_Requirement:_ Filter the records for lines holding the string "准备界面才能使用".

[Records]
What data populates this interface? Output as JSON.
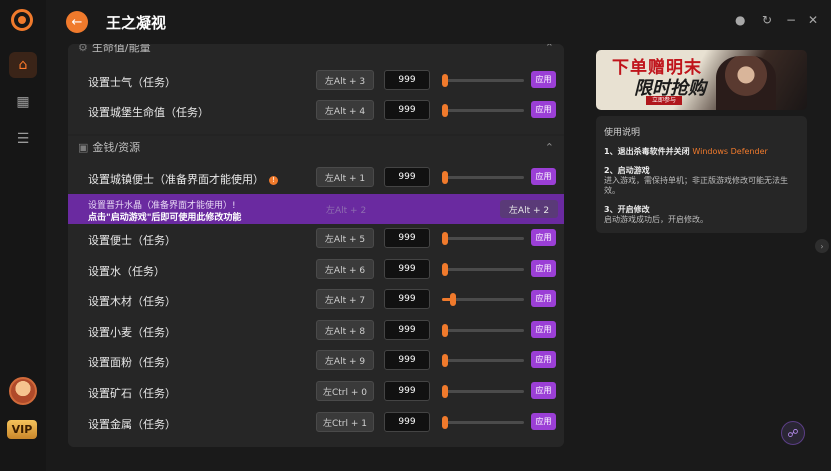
{
  "app": {
    "title": "王之凝视"
  },
  "rail": {
    "vip_label": "VIP"
  },
  "sections": {
    "top_partial_title": "生命值/能量",
    "money_title": "金钱/资源"
  },
  "rows_top": [
    {
      "label": "设置士气（任务）",
      "hotkey": "左Alt + 3",
      "value": "999",
      "apply": "应用",
      "level": 0.0
    },
    {
      "label": "设置城堡生命值（任务）",
      "hotkey": "左Alt + 4",
      "value": "999",
      "apply": "应用",
      "level": 0.0
    }
  ],
  "rows_money": [
    {
      "label": "设置城镇便士（准备界面才能使用）",
      "hotkey": "左Alt + 1",
      "value": "999",
      "apply": "应用",
      "level": 0.0,
      "warn": "!"
    },
    {
      "label": "设置便士（任务）",
      "hotkey": "左Alt + 5",
      "value": "999",
      "apply": "应用",
      "level": 0.0
    },
    {
      "label": "设置水（任务）",
      "hotkey": "左Alt + 6",
      "value": "999",
      "apply": "应用",
      "level": 0.0
    },
    {
      "label": "设置木材（任务）",
      "hotkey": "左Alt + 7",
      "value": "999",
      "apply": "应用",
      "level": 0.1
    },
    {
      "label": "设置小麦（任务）",
      "hotkey": "左Alt + 8",
      "value": "999",
      "apply": "应用",
      "level": 0.0
    },
    {
      "label": "设置面粉（任务）",
      "hotkey": "左Alt + 9",
      "value": "999",
      "apply": "应用",
      "level": 0.0
    },
    {
      "label": "设置矿石（任务）",
      "hotkey": "左Ctrl + 0",
      "value": "999",
      "apply": "应用",
      "level": 0.0
    },
    {
      "label": "设置金属（任务）",
      "hotkey": "左Ctrl + 1",
      "value": "999",
      "apply": "应用",
      "level": 0.0
    }
  ],
  "highlight_row": {
    "line1": "设置晋升水晶（准备界面才能使用）",
    "line2": "点击\"启动游戏\"后即可使用此修改功能",
    "ghost_hotkey": "左Alt + 2",
    "hotkey": "左Alt + 2",
    "warn": "!"
  },
  "banner": {
    "title_line1": "下单赠明末",
    "title_line2": "限时抢购",
    "tag": "立即参与"
  },
  "info": {
    "heading": "使用说明",
    "step1_title": "1、退出杀毒软件并关闭 ",
    "step1_highlight": "Windows Defender",
    "step2_title": "2、启动游戏",
    "step2_text": "进入游戏，需保持单机；非正版游戏修改可能无法生效。",
    "step3_title": "3、开启修改",
    "step3_text": "启动游戏成功后，开启修改。"
  },
  "colors": {
    "accent": "#f07a2c",
    "apply": "#9b3fd6",
    "highlight": "#6a2aa0"
  },
  "icons": [
    "app-logo-icon",
    "home-icon",
    "gamepad-icon",
    "database-icon",
    "back-arrow-icon",
    "record-icon",
    "refresh-icon",
    "minimize-icon",
    "close-icon",
    "chevron-up-icon",
    "chevron-right-icon",
    "headset-icon"
  ]
}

_Solution for this exercise:_
      "label": "设置城镇便士（准备界面才能使用）",
    "line1": "设置晋升水晶（准备界面才能使用）",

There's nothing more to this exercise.